═══ THE RECORDS

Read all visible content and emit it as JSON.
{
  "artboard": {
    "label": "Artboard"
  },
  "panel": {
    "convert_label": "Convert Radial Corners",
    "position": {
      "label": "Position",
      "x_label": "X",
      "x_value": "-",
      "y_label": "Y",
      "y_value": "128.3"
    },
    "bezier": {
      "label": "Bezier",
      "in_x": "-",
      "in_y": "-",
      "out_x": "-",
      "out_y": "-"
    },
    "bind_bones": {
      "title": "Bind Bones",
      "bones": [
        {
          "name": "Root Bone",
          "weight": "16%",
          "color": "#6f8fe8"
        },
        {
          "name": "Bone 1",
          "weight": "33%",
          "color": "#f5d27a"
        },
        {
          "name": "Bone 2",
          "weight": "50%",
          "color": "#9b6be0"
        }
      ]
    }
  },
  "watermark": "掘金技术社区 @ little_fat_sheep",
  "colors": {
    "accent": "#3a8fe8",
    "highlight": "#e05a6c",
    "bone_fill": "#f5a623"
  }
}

══════

* REQUIRED WORK:
Each entry is to be returned in full, character for character.

* CORRECT RESULT:
Read all visible content and emit it as JSON.
{
  "artboard": {
    "label": "Artboard"
  },
  "panel": {
    "convert_label": "Convert Radial Corners",
    "position": {
      "label": "Position",
      "x_label": "X",
      "x_value": "-",
      "y_label": "Y",
      "y_value": "128.3"
    },
    "bezier": {
      "label": "Bezier",
      "in_x": "-",
      "in_y": "-",
      "out_x": "-",
      "out_y": "-"
    },
    "bind_bones": {
      "title": "Bind Bones",
      "bones": [
        {
          "name": "Root Bone",
          "weight": "16%",
          "color": "#6f8fe8"
        },
        {
          "name": "Bone 1",
          "weight": "33%",
          "color": "#f5d27a"
        },
        {
          "name": "Bone 2",
          "weight": "50%",
          "color": "#9b6be0"
        }
      ]
    }
  },
  "watermark": "掘金技术社区 @ little_fat_sheep",
  "colors": {
    "accent": "#3a8fe8",
    "highlight": "#e05a6c",
    "bone_fill": "#f5a623"
  }
}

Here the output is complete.